» REQUEST
Set out every line bearing the string "this".

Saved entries
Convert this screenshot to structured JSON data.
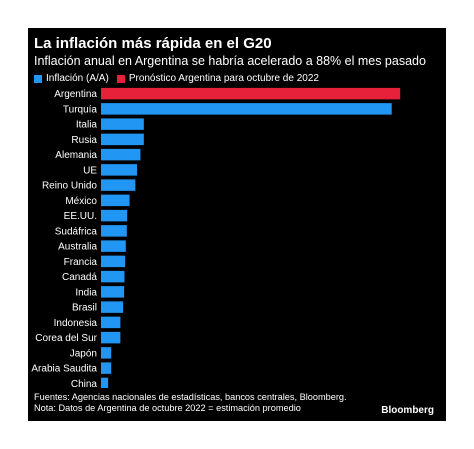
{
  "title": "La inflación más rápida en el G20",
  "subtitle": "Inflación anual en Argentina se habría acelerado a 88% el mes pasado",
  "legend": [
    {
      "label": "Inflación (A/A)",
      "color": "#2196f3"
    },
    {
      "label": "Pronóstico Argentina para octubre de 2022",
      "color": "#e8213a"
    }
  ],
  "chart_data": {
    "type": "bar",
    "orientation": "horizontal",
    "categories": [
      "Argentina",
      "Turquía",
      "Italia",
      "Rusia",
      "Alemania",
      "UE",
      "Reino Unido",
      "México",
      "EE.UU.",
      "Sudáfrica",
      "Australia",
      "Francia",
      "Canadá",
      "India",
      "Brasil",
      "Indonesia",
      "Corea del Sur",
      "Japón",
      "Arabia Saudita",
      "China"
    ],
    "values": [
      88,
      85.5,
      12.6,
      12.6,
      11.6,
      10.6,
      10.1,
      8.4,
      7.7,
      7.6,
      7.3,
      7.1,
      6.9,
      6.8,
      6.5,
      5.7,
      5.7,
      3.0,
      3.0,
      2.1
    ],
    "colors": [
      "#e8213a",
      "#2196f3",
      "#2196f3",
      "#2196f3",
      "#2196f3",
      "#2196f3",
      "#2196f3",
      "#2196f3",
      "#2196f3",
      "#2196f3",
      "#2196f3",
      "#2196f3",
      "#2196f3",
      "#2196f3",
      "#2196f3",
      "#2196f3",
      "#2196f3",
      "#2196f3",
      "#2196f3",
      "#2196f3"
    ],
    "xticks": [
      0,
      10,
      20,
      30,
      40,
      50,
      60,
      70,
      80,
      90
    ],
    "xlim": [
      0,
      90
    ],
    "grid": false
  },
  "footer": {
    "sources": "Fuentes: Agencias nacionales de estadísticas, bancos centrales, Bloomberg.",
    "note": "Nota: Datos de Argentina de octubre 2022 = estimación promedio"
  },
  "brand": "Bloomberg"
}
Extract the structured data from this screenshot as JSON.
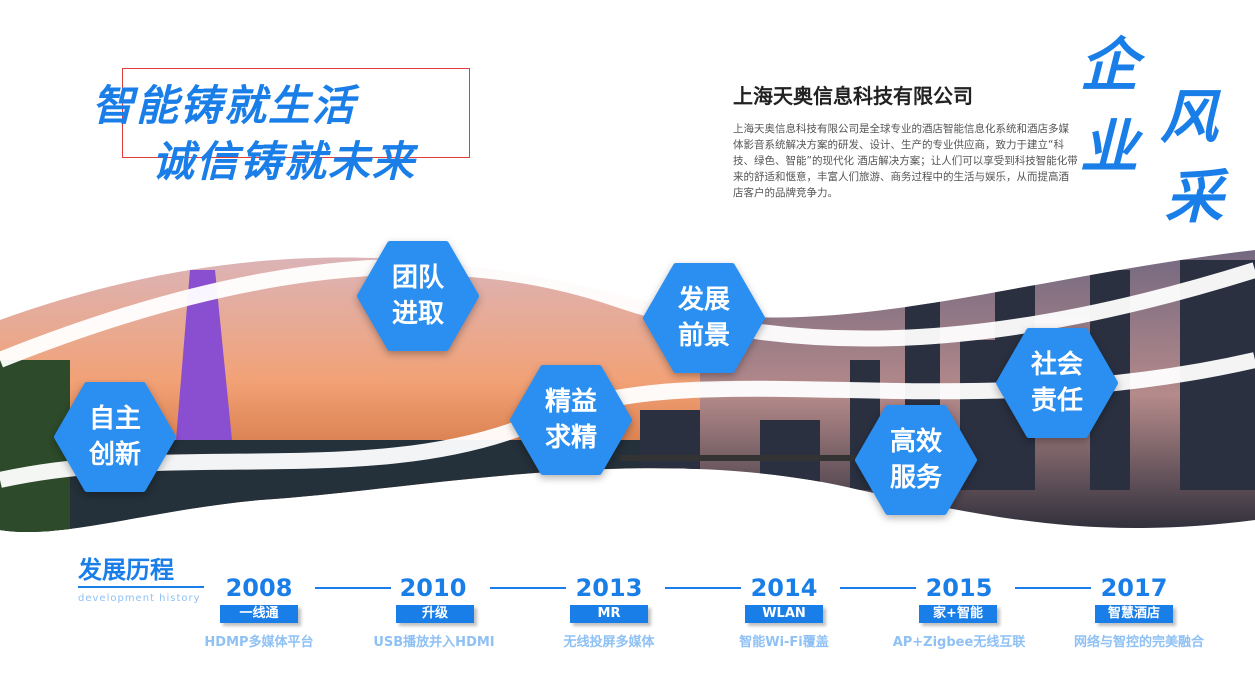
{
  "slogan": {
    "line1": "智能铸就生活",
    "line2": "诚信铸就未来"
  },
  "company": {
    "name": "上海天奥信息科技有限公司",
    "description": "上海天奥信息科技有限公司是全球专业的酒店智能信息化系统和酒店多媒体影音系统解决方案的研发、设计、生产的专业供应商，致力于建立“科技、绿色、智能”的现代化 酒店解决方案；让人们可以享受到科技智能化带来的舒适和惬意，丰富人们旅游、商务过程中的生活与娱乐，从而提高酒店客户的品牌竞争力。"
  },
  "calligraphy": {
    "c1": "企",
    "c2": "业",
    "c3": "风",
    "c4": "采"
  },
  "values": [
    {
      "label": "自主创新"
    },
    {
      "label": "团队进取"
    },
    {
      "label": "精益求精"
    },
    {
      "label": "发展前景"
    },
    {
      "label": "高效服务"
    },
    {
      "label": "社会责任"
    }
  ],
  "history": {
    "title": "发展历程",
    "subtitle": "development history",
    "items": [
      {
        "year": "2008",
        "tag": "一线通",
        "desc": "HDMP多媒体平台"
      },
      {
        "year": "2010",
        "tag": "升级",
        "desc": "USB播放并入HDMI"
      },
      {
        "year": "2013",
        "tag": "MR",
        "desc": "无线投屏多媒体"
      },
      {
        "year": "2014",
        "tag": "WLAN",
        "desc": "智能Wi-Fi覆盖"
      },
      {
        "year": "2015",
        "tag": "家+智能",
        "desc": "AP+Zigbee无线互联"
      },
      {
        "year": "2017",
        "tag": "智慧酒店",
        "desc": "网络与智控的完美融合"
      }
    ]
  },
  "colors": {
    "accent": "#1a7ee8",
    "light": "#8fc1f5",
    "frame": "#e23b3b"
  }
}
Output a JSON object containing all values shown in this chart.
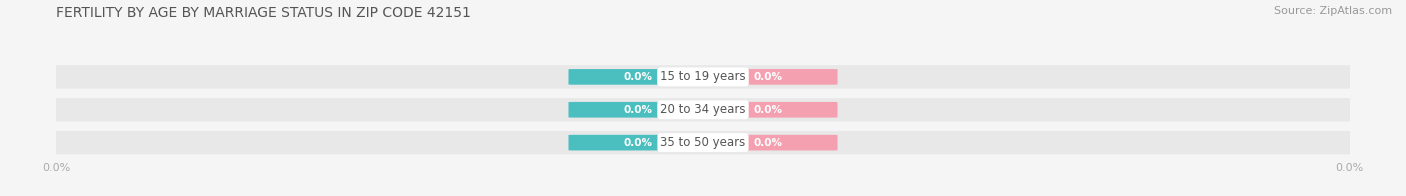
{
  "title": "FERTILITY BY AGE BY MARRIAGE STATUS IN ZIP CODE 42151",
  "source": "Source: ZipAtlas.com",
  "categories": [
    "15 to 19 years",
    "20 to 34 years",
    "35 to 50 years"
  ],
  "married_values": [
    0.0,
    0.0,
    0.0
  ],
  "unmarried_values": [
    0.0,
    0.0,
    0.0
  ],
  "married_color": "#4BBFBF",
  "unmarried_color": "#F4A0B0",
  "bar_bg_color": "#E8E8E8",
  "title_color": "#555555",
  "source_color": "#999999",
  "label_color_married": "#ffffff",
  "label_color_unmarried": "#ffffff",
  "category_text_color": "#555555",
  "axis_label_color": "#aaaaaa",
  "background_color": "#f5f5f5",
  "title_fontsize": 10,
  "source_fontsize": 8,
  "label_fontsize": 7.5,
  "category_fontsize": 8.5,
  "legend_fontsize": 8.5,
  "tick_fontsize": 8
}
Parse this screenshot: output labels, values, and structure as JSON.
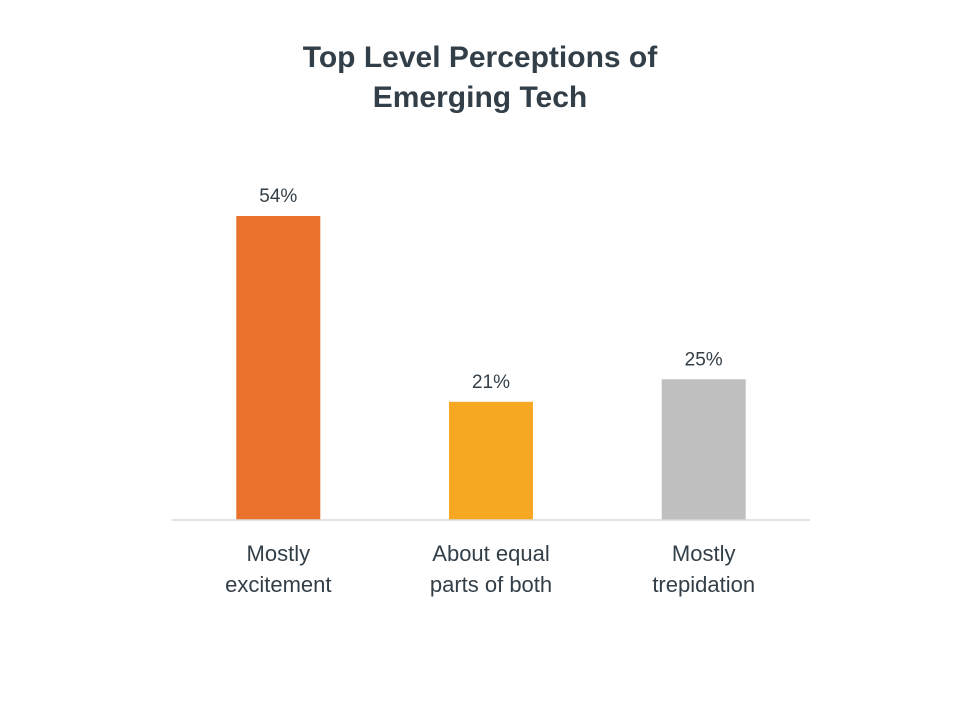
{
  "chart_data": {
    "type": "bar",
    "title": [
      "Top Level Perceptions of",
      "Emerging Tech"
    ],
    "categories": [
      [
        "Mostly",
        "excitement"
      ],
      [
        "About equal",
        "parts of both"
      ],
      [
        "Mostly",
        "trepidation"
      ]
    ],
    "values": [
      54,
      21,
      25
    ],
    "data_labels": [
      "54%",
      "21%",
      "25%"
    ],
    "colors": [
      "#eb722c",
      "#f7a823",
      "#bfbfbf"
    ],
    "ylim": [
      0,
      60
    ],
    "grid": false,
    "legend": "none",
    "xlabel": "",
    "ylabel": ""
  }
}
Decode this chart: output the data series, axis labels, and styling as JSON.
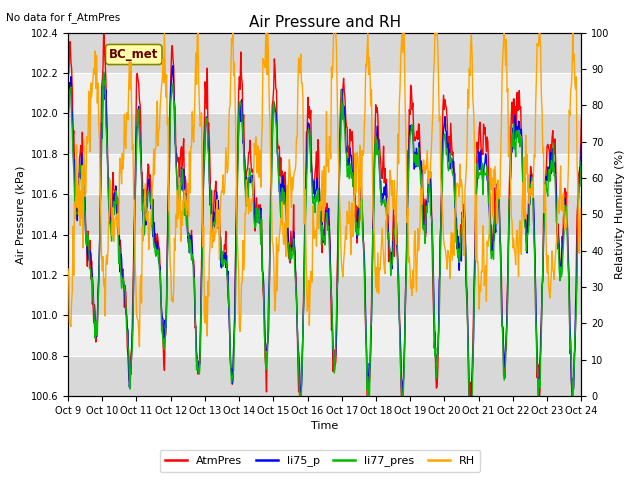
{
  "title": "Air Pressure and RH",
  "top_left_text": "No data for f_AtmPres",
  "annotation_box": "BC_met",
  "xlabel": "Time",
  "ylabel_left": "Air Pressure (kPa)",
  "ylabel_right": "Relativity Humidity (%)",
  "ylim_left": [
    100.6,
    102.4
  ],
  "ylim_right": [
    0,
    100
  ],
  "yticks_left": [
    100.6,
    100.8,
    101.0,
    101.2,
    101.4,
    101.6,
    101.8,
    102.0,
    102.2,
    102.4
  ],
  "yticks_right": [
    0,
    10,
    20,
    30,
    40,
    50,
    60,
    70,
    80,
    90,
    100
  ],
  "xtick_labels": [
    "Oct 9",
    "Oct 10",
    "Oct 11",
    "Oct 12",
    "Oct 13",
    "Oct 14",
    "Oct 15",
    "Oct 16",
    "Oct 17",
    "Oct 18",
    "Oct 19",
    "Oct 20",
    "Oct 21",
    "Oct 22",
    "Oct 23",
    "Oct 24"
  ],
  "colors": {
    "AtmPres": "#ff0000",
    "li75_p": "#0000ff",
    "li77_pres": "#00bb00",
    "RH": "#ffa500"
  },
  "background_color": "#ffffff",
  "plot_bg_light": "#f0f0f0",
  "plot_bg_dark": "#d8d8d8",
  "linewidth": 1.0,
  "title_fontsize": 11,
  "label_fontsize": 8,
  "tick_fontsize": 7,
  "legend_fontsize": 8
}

» SOLVED PROBLEM
Convert this screenshot to structured JSON data.
Extract the structured data from this screenshot as JSON.
Output a JSON object containing all values shown in this chart.
Parse this screenshot: output labels, values, and structure as JSON.
Decode this chart: output the data series, axis labels, and styling as JSON.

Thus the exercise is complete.